JOB: Write out the data below in full. Keep it exact.

[Data entries]

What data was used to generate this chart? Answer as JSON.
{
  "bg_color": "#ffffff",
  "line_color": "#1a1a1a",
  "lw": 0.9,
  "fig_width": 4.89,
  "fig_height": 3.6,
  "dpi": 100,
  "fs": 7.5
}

REPLY TO THE TASK:
What data was used to generate this chart? Answer as JSON.
{
  "bg_color": "#ffffff",
  "line_color": "#1a1a1a",
  "lw": 0.9,
  "fig_width": 4.89,
  "fig_height": 3.6,
  "dpi": 100,
  "fs": 7.5
}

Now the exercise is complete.